Provided entries:

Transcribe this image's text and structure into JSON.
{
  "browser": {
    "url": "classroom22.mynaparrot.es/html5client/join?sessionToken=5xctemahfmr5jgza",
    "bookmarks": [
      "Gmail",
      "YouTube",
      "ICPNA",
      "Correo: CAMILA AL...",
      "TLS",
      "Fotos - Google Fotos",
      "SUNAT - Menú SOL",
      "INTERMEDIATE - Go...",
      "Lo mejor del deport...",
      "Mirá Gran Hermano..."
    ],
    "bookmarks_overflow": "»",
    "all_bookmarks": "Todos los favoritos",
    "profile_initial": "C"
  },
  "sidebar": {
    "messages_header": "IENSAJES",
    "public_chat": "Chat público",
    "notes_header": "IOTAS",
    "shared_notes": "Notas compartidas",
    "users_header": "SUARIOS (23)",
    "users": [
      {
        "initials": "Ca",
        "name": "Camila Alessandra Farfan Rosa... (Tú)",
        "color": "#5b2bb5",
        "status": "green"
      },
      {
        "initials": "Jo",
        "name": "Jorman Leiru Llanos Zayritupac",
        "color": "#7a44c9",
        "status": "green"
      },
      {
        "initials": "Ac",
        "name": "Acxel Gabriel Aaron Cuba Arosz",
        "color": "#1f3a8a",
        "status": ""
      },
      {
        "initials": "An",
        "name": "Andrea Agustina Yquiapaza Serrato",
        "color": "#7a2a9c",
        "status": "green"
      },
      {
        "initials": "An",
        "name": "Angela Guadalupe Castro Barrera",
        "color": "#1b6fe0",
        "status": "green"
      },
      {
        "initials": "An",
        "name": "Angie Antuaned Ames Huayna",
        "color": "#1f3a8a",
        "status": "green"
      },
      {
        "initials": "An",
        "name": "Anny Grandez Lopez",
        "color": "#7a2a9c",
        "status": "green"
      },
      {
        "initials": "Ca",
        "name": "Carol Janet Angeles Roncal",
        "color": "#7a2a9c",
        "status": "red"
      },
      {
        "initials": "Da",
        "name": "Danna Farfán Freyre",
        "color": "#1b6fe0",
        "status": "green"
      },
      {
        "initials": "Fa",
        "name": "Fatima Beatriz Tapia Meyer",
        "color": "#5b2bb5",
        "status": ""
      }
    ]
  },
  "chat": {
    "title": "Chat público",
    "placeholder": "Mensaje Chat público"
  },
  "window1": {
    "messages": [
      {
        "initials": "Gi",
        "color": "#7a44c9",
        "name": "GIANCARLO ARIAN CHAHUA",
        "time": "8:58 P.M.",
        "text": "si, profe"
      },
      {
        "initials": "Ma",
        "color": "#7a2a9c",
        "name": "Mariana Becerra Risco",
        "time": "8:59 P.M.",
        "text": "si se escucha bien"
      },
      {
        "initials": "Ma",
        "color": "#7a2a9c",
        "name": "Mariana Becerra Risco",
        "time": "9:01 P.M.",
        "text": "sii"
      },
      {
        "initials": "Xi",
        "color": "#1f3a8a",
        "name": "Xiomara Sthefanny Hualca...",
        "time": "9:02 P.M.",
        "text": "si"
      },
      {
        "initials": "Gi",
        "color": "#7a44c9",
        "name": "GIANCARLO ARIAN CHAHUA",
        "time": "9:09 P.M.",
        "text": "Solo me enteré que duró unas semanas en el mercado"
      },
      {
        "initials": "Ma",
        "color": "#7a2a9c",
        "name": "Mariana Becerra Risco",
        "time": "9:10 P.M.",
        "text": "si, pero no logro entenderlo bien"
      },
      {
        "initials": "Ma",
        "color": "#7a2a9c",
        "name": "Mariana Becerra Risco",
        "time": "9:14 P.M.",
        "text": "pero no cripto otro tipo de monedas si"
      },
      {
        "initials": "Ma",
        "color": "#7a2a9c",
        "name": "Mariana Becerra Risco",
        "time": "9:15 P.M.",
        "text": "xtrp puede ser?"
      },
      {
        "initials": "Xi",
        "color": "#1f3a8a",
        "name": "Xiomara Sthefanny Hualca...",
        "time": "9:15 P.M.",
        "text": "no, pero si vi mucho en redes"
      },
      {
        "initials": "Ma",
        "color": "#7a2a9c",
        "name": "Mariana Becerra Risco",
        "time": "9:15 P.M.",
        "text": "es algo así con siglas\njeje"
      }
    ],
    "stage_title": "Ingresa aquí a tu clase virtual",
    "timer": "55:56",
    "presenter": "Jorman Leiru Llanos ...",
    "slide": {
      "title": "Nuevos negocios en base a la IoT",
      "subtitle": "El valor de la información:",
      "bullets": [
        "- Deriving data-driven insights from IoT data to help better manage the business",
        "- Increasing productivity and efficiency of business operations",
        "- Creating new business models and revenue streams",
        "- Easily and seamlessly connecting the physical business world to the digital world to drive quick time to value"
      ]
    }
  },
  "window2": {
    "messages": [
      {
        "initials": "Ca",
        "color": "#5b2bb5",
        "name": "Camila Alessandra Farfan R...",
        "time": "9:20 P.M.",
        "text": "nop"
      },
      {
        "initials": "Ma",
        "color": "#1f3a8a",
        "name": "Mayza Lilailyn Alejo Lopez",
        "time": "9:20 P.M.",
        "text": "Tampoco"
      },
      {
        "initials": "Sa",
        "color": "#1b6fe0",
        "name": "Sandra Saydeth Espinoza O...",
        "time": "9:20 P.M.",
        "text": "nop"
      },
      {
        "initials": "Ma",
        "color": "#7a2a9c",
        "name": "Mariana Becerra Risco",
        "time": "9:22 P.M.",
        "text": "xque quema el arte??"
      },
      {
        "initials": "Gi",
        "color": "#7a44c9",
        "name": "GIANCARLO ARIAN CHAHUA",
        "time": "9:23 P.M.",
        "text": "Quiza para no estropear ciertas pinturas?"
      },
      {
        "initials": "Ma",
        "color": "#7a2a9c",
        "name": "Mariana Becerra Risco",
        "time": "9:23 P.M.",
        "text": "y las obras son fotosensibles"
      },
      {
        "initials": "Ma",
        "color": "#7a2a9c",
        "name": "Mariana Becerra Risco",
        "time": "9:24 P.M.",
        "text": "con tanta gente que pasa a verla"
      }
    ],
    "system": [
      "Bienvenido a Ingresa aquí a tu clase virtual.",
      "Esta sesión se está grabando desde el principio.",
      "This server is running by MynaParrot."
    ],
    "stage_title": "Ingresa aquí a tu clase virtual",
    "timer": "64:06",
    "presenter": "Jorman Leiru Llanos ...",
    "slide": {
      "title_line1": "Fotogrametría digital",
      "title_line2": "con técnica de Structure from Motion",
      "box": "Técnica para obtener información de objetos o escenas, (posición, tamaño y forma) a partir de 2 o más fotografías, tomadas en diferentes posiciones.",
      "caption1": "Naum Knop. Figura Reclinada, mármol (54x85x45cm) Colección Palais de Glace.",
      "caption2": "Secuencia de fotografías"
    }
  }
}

Written request:
Gather up the lines containing the word "información" from these records and copy them.

Solution for this exercise:
      "subtitle": "El valor de la información:",
      "box": "Técnica para obtener información de objetos o escenas, (posición, tamaño y forma) a partir de 2 o más fotografías, tomadas en diferentes posiciones.",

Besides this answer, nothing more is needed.